* _WHAT NEEDS TO BE DONE_:
Transcribe the entries exactly; images are not part of the copy.

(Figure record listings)
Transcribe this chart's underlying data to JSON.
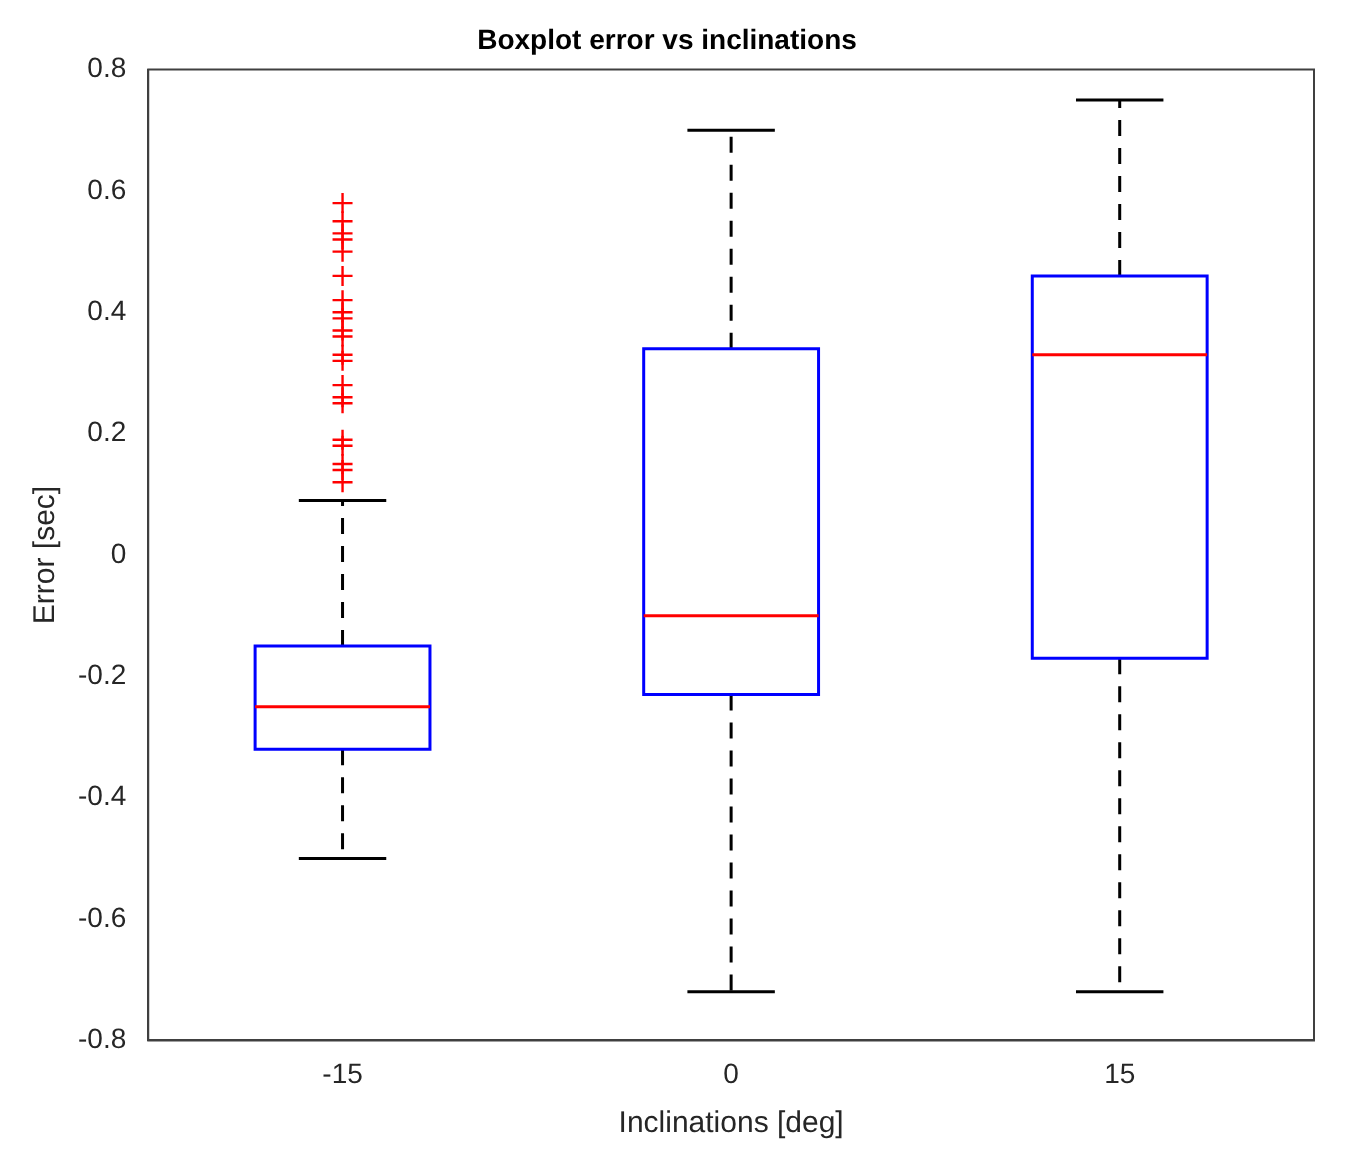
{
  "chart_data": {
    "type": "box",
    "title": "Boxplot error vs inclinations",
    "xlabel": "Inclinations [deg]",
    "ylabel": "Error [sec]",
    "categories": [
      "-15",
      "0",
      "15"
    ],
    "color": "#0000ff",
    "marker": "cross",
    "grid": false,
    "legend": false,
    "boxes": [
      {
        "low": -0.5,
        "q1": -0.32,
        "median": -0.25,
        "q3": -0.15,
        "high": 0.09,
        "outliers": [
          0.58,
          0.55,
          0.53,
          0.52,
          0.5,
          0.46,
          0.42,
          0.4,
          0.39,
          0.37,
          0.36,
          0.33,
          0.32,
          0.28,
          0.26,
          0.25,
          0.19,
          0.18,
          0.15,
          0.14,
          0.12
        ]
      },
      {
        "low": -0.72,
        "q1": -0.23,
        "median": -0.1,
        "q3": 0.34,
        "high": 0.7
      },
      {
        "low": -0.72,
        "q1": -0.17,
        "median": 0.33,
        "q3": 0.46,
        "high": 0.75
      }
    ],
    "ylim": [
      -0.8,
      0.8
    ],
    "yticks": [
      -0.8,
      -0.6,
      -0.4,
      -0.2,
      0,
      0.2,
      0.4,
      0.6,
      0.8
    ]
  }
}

* _SOLUTION TO THIS TASK_:
Transcribe this chart's underlying data to JSON.
{
  "chart_data": {
    "type": "box",
    "title": "Boxplot error vs inclinations",
    "xlabel": "Inclinations [deg]",
    "ylabel": "Error [sec]",
    "categories": [
      "-15",
      "0",
      "15"
    ],
    "color": "#0000ff",
    "marker": "cross",
    "grid": false,
    "legend": false,
    "boxes": [
      {
        "low": -0.5,
        "q1": -0.32,
        "median": -0.25,
        "q3": -0.15,
        "high": 0.09,
        "outliers": [
          0.58,
          0.55,
          0.53,
          0.52,
          0.5,
          0.46,
          0.42,
          0.4,
          0.39,
          0.37,
          0.36,
          0.33,
          0.32,
          0.28,
          0.26,
          0.25,
          0.19,
          0.18,
          0.15,
          0.14,
          0.12
        ]
      },
      {
        "low": -0.72,
        "q1": -0.23,
        "median": -0.1,
        "q3": 0.34,
        "high": 0.7
      },
      {
        "low": -0.72,
        "q1": -0.17,
        "median": 0.33,
        "q3": 0.46,
        "high": 0.75
      }
    ],
    "ylim": [
      -0.8,
      0.8
    ],
    "yticks": [
      -0.8,
      -0.6,
      -0.4,
      -0.2,
      0,
      0.2,
      0.4,
      0.6,
      0.8
    ]
  }
}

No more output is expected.